Data entries

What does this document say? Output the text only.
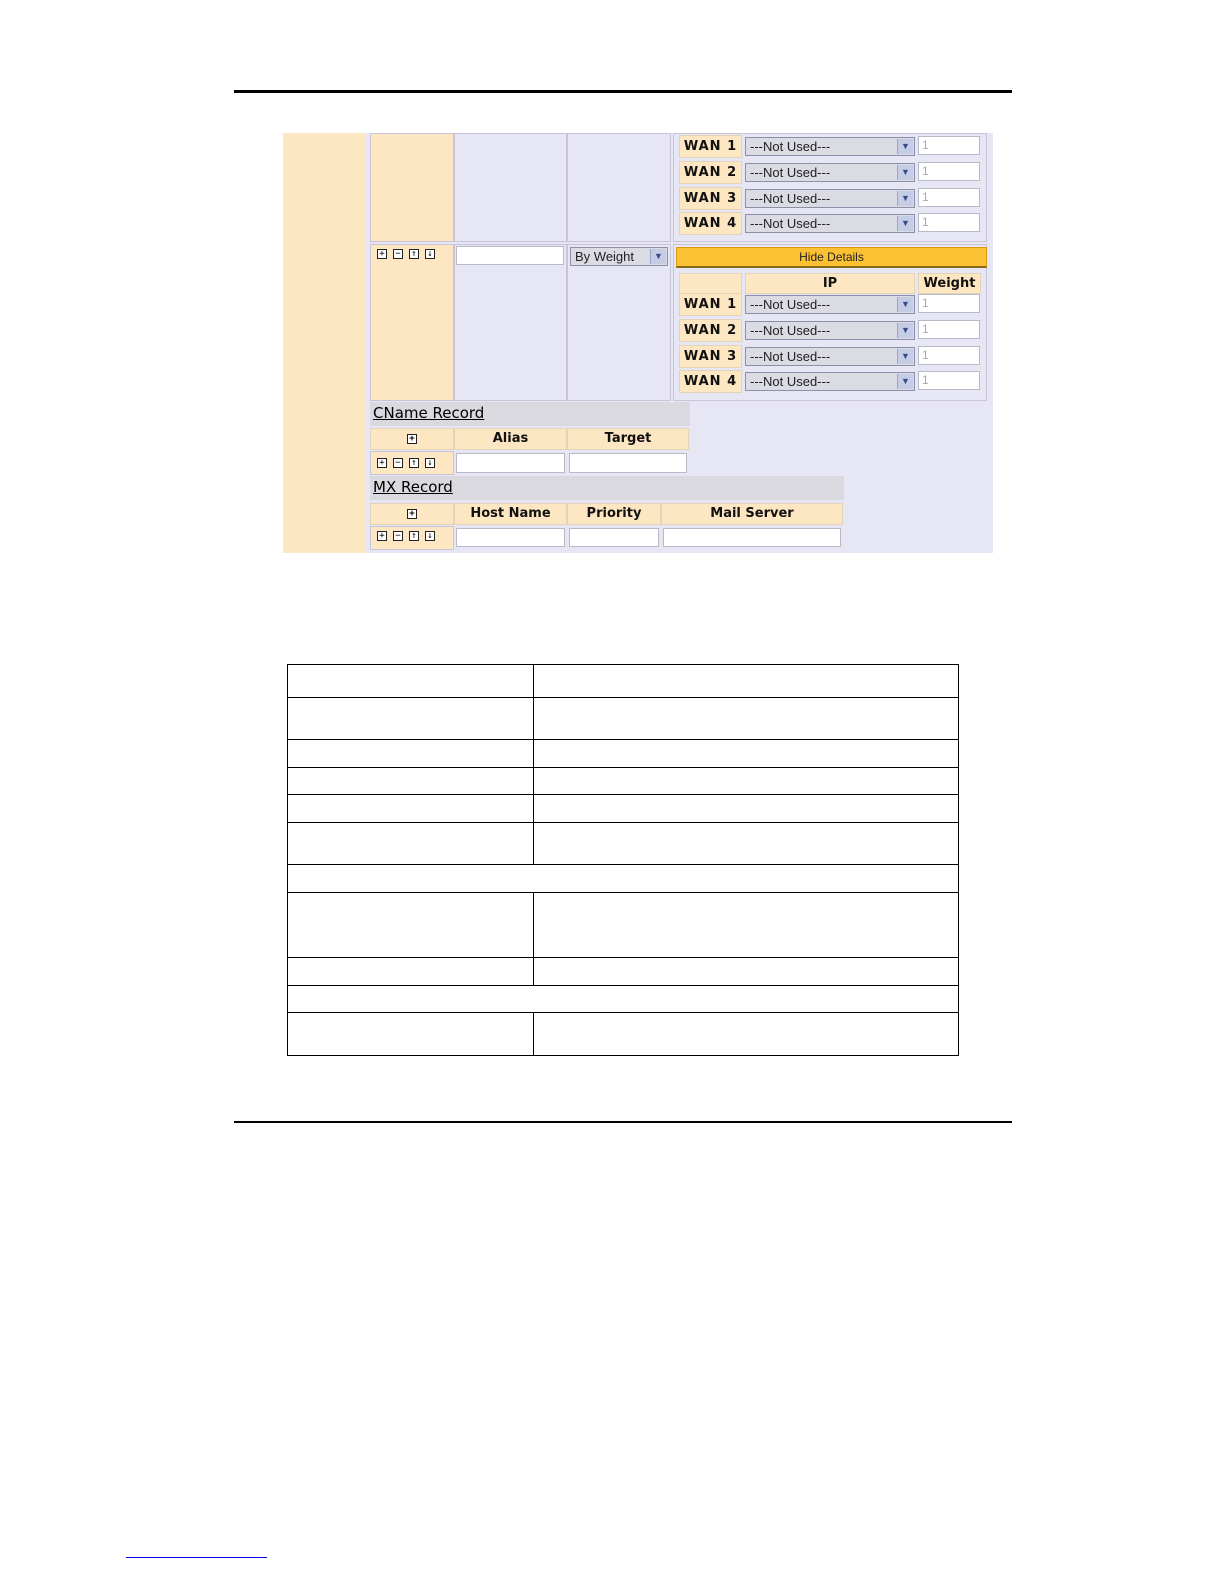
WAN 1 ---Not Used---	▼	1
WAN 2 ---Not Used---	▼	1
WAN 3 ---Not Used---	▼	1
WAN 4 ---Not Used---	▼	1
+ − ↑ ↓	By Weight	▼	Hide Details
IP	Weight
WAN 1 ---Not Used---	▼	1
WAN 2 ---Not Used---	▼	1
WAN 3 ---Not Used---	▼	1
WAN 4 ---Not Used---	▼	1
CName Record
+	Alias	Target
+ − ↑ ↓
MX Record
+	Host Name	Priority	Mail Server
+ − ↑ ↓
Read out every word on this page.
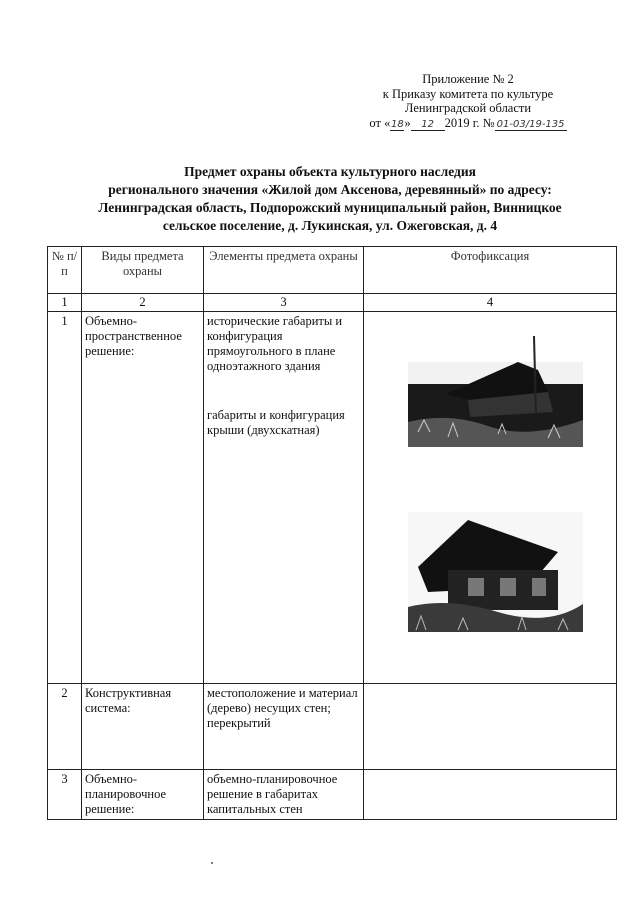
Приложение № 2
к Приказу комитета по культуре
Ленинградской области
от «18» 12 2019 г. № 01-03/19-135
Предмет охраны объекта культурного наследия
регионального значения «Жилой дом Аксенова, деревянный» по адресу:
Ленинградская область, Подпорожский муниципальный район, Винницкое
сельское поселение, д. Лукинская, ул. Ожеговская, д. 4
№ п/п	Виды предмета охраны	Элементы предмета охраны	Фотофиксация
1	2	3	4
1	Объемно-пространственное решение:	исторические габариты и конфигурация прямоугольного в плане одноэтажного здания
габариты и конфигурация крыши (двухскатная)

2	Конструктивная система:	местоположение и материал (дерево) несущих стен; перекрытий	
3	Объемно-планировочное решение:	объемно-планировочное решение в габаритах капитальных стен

To be done: Repeat every record above exactly, but leave out any pictures.

Task answer:
What does this document say? Output the text only.
WAN 1 ---Not Used---	▼	1
WAN 2 ---Not Used---	▼	1
WAN 3 ---Not Used---	▼	1
WAN 4 ---Not Used---	▼	1
+ − ↑ ↓	By Weight	▼	Hide Details
IP	Weight
WAN 1 ---Not Used---	▼	1
WAN 2 ---Not Used---	▼	1
WAN 3 ---Not Used---	▼	1
WAN 4 ---Not Used---	▼	1
CName Record
+	Alias	Target
+ − ↑ ↓
MX Record
+	Host Name	Priority	Mail Server
+ − ↑ ↓
Read out every word on this page.
Приложение № 2
к Приказу комитета по культуре
Ленинградской области
от «18» 12 2019 г. № 01-03/19-135
Предмет охраны объекта культурного наследия
регионального значения «Жилой дом Аксенова, деревянный» по адресу:
Ленинградская область, Подпорожский муниципальный район, Винницкое
сельское поселение, д. Лукинская, ул. Ожеговская, д. 4
№ п/п	Виды предмета охраны	Элементы предмета охраны	Фотофиксация
1	2	3	4
1	Объемно-пространственное решение:	исторические габариты и конфигурация прямоугольного в плане одноэтажного здания
габариты и конфигурация крыши (двухскатная)

2	Конструктивная система:	местоположение и материал (дерево) несущих стен; перекрытий	
3	Объемно-планировочное решение:	объемно-планировочное решение в габаритах капитальных стен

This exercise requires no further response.